**Task details:** Retype the listing exactly. Leave out the images.

**Information:**
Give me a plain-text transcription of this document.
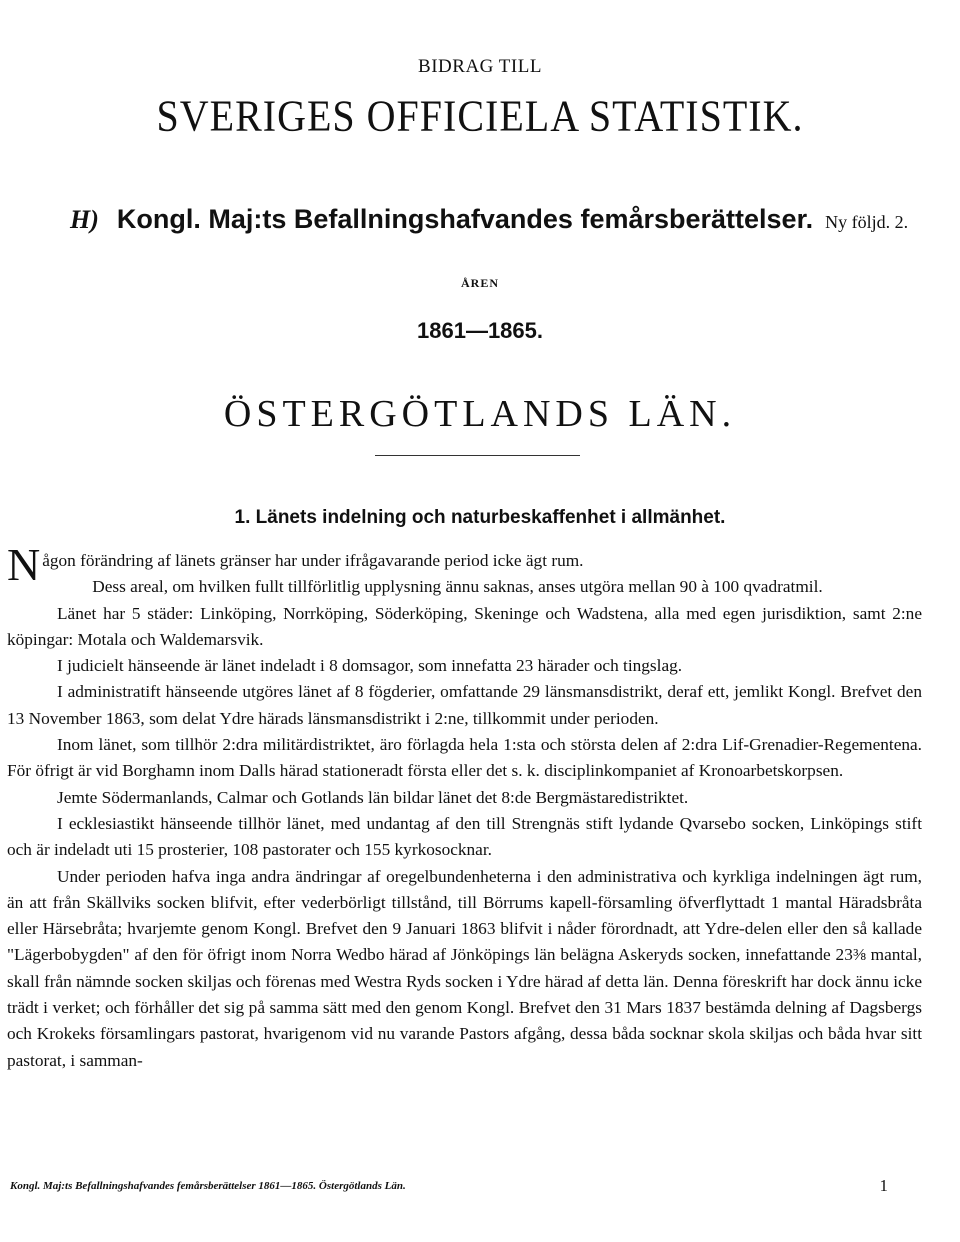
BIDRAG TILL
SVERIGES OFFICIELA STATISTIK.
H) Kongl. Maj:ts Befallningshafvandes femårsberättelser. Ny följd. 2.
ÅREN
1861—1865.
ÖSTERGÖTLANDS LÄN.
1. Länets indelning och naturbeskaffenhet i allmänhet.

Någon förändring af länets gränser har under ifrågavarande period icke ägt rum.

Dess areal, om hvilken fullt tillförlitlig upplysning ännu saknas, anses utgöra mellan 90 à 100 qvadratmil.

Länet har 5 städer: Linköping, Norrköping, Söderköping, Skeninge och Wadstena, alla med egen jurisdiktion, samt 2:ne köpingar: Motala och Waldemarsvik.

I judicielt hänseende är länet indeladt i 8 domsagor, som innefatta 23 härader och tingslag.

I administratift hänseende utgöres länet af 8 fögderier, omfattande 29 länsmansdistrikt, deraf ett, jemlikt Kongl. Brefvet den 13 November 1863, som delat Ydre härads länsmansdistrikt i 2:ne, tillkommit under perioden.

Inom länet, som tillhör 2:dra militärdistriktet, äro förlagda hela 1:sta och största delen af 2:dra Lif-Grenadier-Regementena. För öfrigt är vid Borghamn inom Dalls härad stationeradt första eller det s. k. disciplinkompaniet af Kronoarbetskorpsen.

Jemte Södermanlands, Calmar och Gotlands län bildar länet det 8:de Bergmästaredistriktet.

I ecklesiastikt hänseende tillhör länet, med undantag af den till Strengnäs stift lydande Qvarsebo socken, Linköpings stift och är indeladt uti 15 prosterier, 108 pastorater och 155 kyrkosocknar.

Under perioden hafva inga andra ändringar af oregelbundenheterna i den administrativa och kyrkliga indelningen ägt rum, än att från Skällviks socken blifvit, efter vederbörligt tillstånd, till Börrums kapell-församling öfverflyttadt 1 mantal Häradsbråta eller Härsebråta; hvarjemte genom Kongl. Brefvet den 9 Januari 1863 blifvit i nåder förordnadt, att Ydre-delen eller den så kallade "Lägerbobygden" af den för öfrigt inom Norra Wedbo härad af Jönköpings län belägna Askeryds socken, innefattande 23⅜ mantal, skall från nämnde socken skiljas och förenas med Westra Ryds socken i Ydre härad af detta län. Denna föreskrift har dock ännu icke trädt i verket; och förhåller det sig på samma sätt med den genom Kongl. Brefvet den 31 Mars 1837 bestämda delning af Dagsbergs och Krokeks församlingars pastorat, hvarigenom vid nu varande Pastors afgång, dessa båda socknar skola skiljas och båda hvar sitt pastorat, i samman-

Kongl. Maj:ts Befallningshafvandes femårsberättelser 1861—1865. Östergötlands Län.	1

**Solution to this exercise:**
Give me a plain-text transcription of this document.
BIDRAG TILL
SVERIGES OFFICIELA STATISTIK.
H) Kongl. Maj:ts Befallningshafvandes femårsberättelser. Ny följd. 2.
ÅREN
1861—1865.
ÖSTERGÖTLANDS LÄN.
1. Länets indelning och naturbeskaffenhet i allmänhet.

Någon förändring af länets gränser har under ifrågavarande period icke ägt rum.

Dess areal, om hvilken fullt tillförlitlig upplysning ännu saknas, anses utgöra mellan 90 à 100 qvadratmil.

Länet har 5 städer: Linköping, Norrköping, Söderköping, Skeninge och Wadstena, alla med egen jurisdiktion, samt 2:ne köpingar: Motala och Waldemarsvik.

I judicielt hänseende är länet indeladt i 8 domsagor, som innefatta 23 härader och tingslag.

I administratift hänseende utgöres länet af 8 fögderier, omfattande 29 länsmansdistrikt, deraf ett, jemlikt Kongl. Brefvet den 13 November 1863, som delat Ydre härads länsmansdistrikt i 2:ne, tillkommit under perioden.

Inom länet, som tillhör 2:dra militärdistriktet, äro förlagda hela 1:sta och största delen af 2:dra Lif-Grenadier-Regementena. För öfrigt är vid Borghamn inom Dalls härad stationeradt första eller det s. k. disciplinkompaniet af Kronoarbetskorpsen.

Jemte Södermanlands, Calmar och Gotlands län bildar länet det 8:de Bergmästaredistriktet.

I ecklesiastikt hänseende tillhör länet, med undantag af den till Strengnäs stift lydande Qvarsebo socken, Linköpings stift och är indeladt uti 15 prosterier, 108 pastorater och 155 kyrkosocknar.

Under perioden hafva inga andra ändringar af oregelbundenheterna i den administrativa och kyrkliga indelningen ägt rum, än att från Skällviks socken blifvit, efter vederbörligt tillstånd, till Börrums kapell-församling öfverflyttadt 1 mantal Häradsbråta eller Härsebråta; hvarjemte genom Kongl. Brefvet den 9 Januari 1863 blifvit i nåder förordnadt, att Ydre-delen eller den så kallade "Lägerbobygden" af den för öfrigt inom Norra Wedbo härad af Jönköpings län belägna Askeryds socken, innefattande 23⅜ mantal, skall från nämnde socken skiljas och förenas med Westra Ryds socken i Ydre härad af detta län. Denna föreskrift har dock ännu icke trädt i verket; och förhåller det sig på samma sätt med den genom Kongl. Brefvet den 31 Mars 1837 bestämda delning af Dagsbergs och Krokeks församlingars pastorat, hvarigenom vid nu varande Pastors afgång, dessa båda socknar skola skiljas och båda hvar sitt pastorat, i samman-

Kongl. Maj:ts Befallningshafvandes femårsberättelser 1861—1865. Östergötlands Län.	1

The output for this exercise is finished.